#### Task directions
Transcribe the records that follow. Keep every word exactly, and drop the pictures.

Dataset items
****************
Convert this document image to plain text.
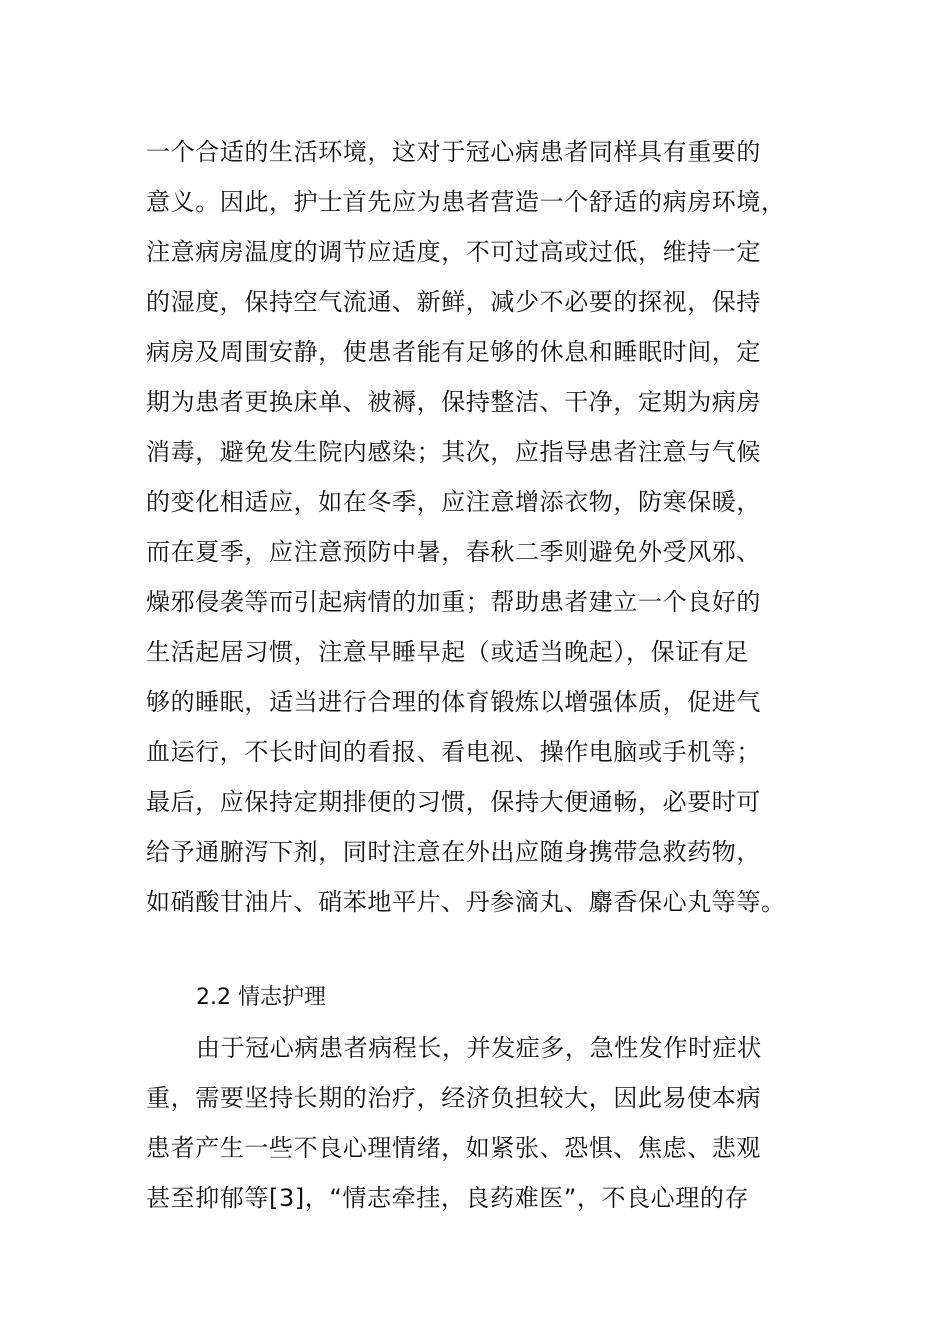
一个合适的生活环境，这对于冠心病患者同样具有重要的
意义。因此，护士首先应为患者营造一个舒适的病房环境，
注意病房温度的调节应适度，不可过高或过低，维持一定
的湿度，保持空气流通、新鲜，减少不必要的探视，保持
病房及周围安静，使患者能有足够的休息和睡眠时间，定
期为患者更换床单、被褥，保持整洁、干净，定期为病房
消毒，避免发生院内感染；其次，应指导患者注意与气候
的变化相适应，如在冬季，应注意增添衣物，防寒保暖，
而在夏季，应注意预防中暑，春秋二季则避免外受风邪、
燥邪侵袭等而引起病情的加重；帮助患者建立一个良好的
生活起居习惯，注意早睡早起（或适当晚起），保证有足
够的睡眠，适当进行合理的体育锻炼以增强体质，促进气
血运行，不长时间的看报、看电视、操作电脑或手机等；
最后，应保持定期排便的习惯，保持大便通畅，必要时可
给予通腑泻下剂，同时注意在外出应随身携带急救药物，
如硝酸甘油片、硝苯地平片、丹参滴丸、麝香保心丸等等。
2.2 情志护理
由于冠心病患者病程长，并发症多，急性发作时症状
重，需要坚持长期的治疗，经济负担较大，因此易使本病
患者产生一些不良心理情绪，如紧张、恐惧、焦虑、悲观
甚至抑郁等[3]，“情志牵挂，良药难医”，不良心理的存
****************
#### Completed exercise
Convert this document image to plain text.
一个合适的生活环境，这对于冠心病患者同样具有重要的
意义。因此，护士首先应为患者营造一个舒适的病房环境，
注意病房温度的调节应适度，不可过高或过低，维持一定
的湿度，保持空气流通、新鲜，减少不必要的探视，保持
病房及周围安静，使患者能有足够的休息和睡眠时间，定
期为患者更换床单、被褥，保持整洁、干净，定期为病房
消毒，避免发生院内感染；其次，应指导患者注意与气候
的变化相适应，如在冬季，应注意增添衣物，防寒保暖，
而在夏季，应注意预防中暑，春秋二季则避免外受风邪、
燥邪侵袭等而引起病情的加重；帮助患者建立一个良好的
生活起居习惯，注意早睡早起（或适当晚起），保证有足
够的睡眠，适当进行合理的体育锻炼以增强体质，促进气
血运行，不长时间的看报、看电视、操作电脑或手机等；
最后，应保持定期排便的习惯，保持大便通畅，必要时可
给予通腑泻下剂，同时注意在外出应随身携带急救药物，
如硝酸甘油片、硝苯地平片、丹参滴丸、麝香保心丸等等。
2.2 情志护理
由于冠心病患者病程长，并发症多，急性发作时症状
重，需要坚持长期的治疗，经济负担较大，因此易使本病
患者产生一些不良心理情绪，如紧张、恐惧、焦虑、悲观
甚至抑郁等[3]，“情志牵挂，良药难医”，不良心理的存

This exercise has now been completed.